** begin Supplied records **

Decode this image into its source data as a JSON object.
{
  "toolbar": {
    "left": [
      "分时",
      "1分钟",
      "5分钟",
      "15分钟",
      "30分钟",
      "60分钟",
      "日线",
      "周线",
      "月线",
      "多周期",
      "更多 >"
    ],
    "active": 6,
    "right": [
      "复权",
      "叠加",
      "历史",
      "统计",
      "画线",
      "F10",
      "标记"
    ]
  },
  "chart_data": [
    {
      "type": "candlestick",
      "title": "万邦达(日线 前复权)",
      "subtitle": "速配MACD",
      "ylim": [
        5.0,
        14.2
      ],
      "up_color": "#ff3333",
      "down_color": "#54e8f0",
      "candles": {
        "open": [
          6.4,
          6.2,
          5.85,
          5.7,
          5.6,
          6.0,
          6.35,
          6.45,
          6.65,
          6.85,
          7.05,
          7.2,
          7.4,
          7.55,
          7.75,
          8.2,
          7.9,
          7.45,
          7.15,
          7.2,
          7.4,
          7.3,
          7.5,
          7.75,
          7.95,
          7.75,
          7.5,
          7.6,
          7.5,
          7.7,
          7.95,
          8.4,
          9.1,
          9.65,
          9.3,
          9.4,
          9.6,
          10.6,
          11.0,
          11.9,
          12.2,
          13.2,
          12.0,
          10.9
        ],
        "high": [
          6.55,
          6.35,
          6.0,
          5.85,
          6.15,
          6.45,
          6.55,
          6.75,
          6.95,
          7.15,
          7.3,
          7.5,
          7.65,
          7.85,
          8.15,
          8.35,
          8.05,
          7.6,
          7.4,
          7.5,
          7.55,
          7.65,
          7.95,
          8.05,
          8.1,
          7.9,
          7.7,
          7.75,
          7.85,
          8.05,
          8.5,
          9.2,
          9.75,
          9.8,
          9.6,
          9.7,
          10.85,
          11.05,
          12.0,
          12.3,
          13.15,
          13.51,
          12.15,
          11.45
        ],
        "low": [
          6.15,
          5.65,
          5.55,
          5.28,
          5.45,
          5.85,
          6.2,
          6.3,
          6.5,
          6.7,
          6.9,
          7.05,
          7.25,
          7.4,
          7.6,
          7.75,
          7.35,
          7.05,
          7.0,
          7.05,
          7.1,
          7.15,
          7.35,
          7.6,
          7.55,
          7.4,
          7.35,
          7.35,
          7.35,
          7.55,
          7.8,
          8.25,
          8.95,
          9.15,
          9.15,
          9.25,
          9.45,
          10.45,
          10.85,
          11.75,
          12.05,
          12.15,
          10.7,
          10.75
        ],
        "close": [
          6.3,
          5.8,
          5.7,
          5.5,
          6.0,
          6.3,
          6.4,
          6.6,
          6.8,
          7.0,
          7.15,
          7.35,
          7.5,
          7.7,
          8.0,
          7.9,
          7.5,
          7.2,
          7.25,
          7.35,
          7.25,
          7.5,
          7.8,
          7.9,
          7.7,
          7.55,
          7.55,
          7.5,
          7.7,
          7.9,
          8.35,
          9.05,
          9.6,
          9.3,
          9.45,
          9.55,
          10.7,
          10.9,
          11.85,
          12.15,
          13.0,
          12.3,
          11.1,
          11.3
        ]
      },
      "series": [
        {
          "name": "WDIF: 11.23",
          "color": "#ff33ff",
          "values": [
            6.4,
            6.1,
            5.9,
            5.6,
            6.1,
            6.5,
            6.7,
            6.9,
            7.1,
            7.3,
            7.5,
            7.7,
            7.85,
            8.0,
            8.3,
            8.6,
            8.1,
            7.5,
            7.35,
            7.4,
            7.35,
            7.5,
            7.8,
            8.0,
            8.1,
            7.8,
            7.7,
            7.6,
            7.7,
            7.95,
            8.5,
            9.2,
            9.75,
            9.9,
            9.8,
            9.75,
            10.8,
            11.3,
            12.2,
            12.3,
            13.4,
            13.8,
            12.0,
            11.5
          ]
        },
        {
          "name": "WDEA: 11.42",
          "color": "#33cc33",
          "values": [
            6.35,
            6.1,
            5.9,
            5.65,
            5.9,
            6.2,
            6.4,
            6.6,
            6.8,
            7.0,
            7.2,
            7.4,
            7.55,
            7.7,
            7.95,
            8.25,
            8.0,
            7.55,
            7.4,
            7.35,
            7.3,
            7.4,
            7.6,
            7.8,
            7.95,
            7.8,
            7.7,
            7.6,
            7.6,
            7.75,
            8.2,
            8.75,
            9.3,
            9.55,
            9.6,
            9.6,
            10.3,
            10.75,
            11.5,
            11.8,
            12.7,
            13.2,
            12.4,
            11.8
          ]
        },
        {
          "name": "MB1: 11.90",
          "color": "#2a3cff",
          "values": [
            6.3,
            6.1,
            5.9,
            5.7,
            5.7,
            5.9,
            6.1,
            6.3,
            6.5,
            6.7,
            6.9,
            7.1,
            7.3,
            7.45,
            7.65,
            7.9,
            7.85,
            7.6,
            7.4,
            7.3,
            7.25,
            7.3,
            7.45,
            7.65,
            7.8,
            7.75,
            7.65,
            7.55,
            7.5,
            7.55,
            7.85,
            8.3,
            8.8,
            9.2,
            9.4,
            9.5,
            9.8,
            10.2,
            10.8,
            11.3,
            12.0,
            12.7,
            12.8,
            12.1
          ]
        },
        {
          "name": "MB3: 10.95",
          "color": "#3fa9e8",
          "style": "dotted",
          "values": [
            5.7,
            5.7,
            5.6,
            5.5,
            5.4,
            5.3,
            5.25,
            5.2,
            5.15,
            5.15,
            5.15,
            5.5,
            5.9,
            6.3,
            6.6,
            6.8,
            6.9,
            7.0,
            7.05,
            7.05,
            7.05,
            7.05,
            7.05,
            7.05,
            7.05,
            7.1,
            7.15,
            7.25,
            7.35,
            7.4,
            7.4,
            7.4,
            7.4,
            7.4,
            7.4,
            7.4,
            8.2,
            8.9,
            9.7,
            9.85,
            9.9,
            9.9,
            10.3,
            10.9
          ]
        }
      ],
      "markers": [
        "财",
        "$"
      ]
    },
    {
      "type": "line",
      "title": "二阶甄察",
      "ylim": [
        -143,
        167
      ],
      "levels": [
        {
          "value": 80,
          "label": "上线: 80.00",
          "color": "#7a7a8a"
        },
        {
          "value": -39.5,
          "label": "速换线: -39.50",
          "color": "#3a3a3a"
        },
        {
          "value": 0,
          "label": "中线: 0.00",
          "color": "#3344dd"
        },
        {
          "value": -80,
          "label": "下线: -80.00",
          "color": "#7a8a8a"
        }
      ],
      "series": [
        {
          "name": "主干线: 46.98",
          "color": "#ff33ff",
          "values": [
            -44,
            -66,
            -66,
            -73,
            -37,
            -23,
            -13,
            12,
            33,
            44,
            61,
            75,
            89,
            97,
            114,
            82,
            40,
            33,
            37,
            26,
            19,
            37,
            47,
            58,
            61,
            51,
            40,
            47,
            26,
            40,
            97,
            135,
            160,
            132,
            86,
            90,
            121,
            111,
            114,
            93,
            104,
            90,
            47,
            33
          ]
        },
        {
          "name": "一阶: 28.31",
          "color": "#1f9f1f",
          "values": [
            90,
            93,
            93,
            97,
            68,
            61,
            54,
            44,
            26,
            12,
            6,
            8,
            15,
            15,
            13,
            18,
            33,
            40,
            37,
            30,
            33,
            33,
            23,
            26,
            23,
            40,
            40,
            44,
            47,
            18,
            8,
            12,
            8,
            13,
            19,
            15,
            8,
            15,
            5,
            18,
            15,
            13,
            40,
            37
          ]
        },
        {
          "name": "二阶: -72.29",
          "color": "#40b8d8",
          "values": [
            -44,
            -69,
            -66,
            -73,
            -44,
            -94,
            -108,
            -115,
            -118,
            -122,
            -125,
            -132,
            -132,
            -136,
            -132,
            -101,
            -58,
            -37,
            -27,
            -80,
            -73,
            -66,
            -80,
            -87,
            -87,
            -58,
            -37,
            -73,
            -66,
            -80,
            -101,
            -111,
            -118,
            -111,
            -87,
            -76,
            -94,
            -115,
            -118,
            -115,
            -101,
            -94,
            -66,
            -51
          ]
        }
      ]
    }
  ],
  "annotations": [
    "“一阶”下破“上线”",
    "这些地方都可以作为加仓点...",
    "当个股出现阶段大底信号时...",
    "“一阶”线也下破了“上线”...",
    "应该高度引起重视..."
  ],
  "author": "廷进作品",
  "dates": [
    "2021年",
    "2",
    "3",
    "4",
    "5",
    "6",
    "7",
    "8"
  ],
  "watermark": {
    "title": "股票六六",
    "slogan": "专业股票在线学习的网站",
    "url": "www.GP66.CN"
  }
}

** end Supplied records **

• _Task requirements_: Identify each line holding the string "name", and copy it out.

• _Output of the exercise_:
          "name": "WDIF: 11.23",
          "name": "WDEA: 11.42",
          "name": "MB1: 11.90",
          "name": "MB3: 10.95",
          "name": "主干线: 46.98",
          "name": "一阶: 28.31",
          "name": "二阶: -72.29",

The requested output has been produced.